Listing.

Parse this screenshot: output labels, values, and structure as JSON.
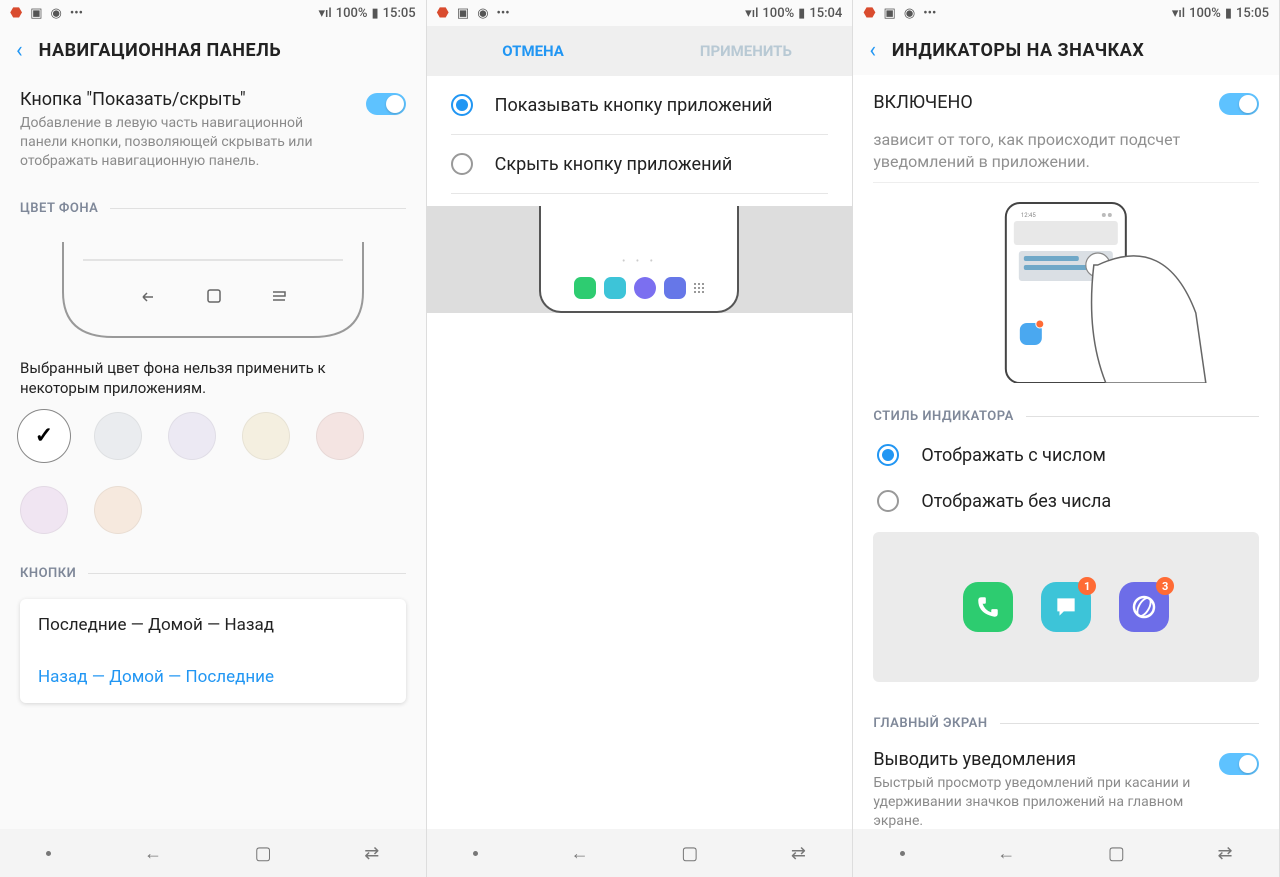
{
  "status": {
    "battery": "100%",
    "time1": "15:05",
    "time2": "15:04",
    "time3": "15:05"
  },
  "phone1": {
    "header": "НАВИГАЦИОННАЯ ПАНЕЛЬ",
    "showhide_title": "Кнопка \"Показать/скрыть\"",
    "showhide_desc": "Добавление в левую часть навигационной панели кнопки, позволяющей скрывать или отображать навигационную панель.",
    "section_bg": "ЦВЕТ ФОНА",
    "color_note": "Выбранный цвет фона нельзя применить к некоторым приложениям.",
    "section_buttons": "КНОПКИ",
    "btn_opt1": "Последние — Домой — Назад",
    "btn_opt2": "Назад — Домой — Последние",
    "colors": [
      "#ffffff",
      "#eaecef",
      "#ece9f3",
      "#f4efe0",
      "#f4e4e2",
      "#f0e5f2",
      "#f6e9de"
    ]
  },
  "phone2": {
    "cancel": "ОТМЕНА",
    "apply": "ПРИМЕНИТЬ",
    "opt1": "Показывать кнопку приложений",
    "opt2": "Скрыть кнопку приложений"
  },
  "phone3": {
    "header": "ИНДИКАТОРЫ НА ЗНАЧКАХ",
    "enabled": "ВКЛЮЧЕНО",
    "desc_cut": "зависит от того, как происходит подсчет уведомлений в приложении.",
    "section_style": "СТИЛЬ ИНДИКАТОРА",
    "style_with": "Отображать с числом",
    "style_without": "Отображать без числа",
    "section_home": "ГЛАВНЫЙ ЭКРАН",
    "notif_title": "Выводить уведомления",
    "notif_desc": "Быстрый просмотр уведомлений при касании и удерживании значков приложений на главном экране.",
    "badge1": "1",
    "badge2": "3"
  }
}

Stated problem. From the entries, report each line that includes the word "Домой".

Response to this exercise.
    "btn_opt1": "Последние — Домой — Назад",
    "btn_opt2": "Назад — Домой — Последние",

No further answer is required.